# What to do
Identify every line in the records below that contains the word "color", and copy each of those lines.

--- start of Input records ---

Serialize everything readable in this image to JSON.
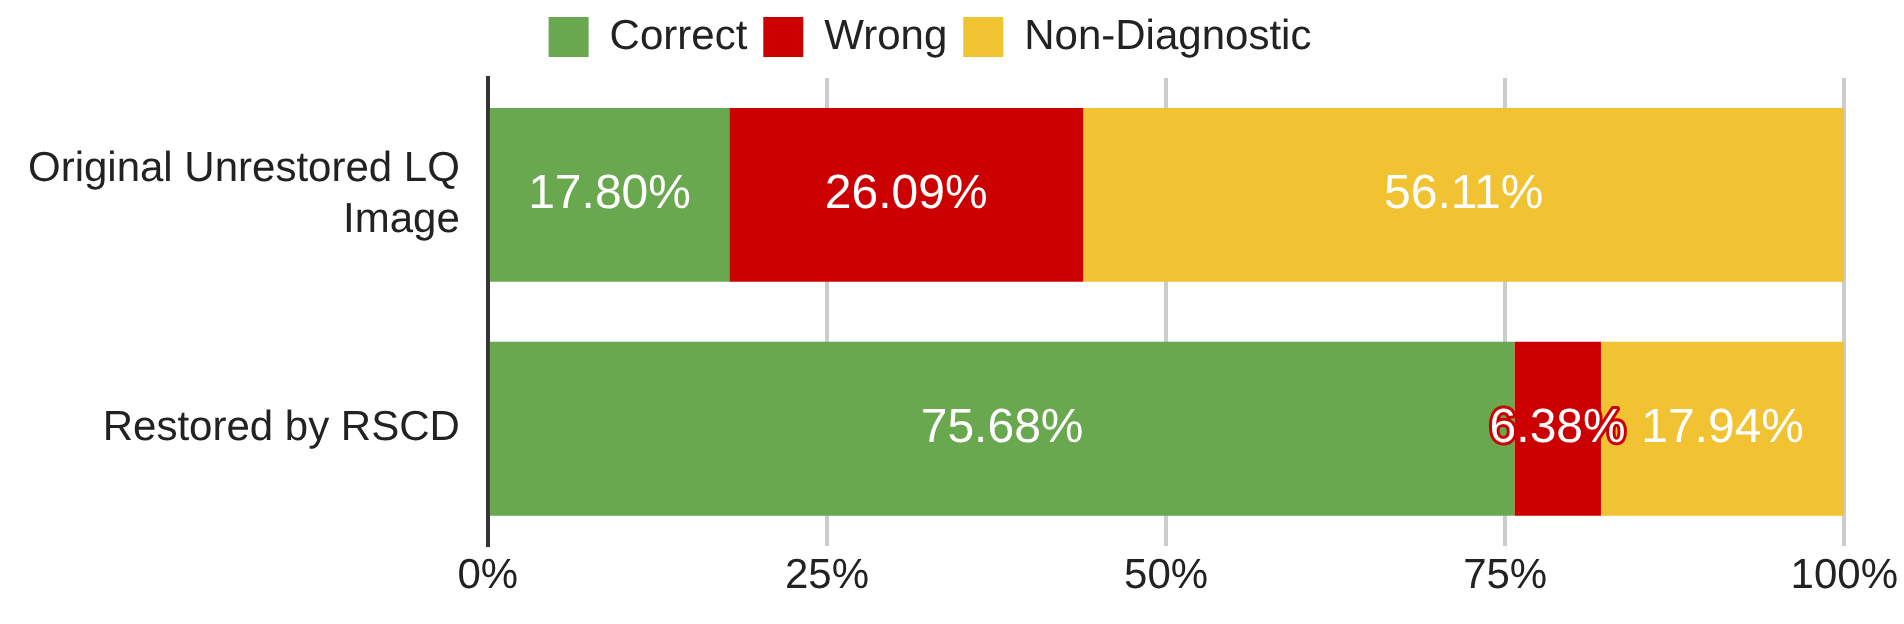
{
  "chart_data": {
    "type": "bar",
    "orientation": "horizontal",
    "stacked": true,
    "categories": [
      "Original Unrestored LQ Image",
      "Restored by RSCD"
    ],
    "series": [
      {
        "name": "Correct",
        "color": "#6aa84f",
        "values": [
          17.8,
          75.68
        ],
        "value_labels": [
          "17.80%",
          "75.68%"
        ]
      },
      {
        "name": "Wrong",
        "color": "#cc0000",
        "values": [
          26.09,
          6.38
        ],
        "value_labels": [
          "26.09%",
          "6.38%"
        ]
      },
      {
        "name": "Non-Diagnostic",
        "color": "#f1c232",
        "values": [
          56.11,
          17.94
        ],
        "value_labels": [
          "56.11%",
          "17.94%"
        ]
      }
    ],
    "xlim": [
      0,
      100
    ],
    "xticks": [
      {
        "value": 0,
        "label": "0%"
      },
      {
        "value": 25,
        "label": "25%"
      },
      {
        "value": 50,
        "label": "50%"
      },
      {
        "value": 75,
        "label": "75%"
      },
      {
        "value": 100,
        "label": "100%"
      }
    ],
    "grid": "x",
    "legend": "top"
  }
}
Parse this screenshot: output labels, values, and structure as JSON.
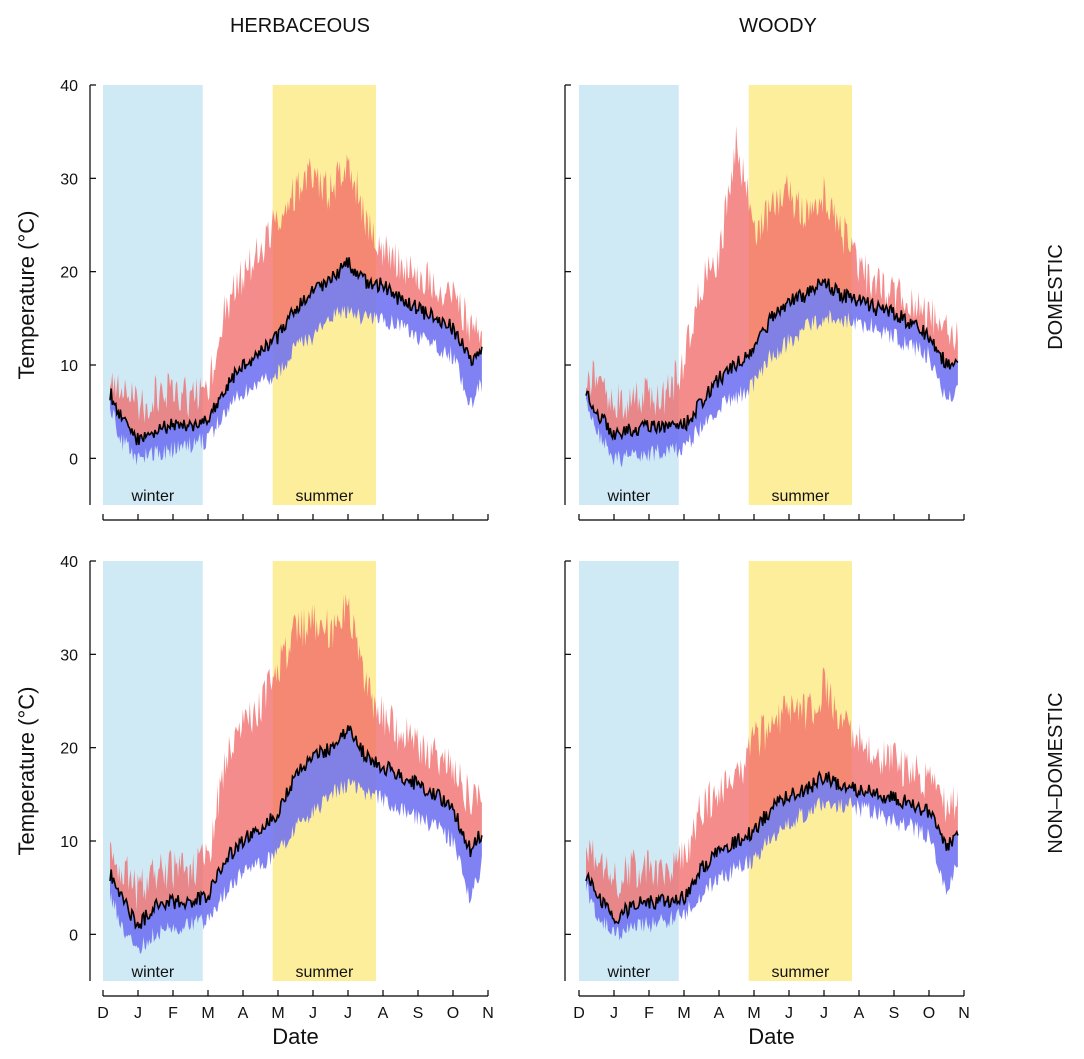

--- end of Input records ---

# Finished exercise
        "color": "#6aa84f",
        "color": "#cc0000",
        "color": "#f1c232",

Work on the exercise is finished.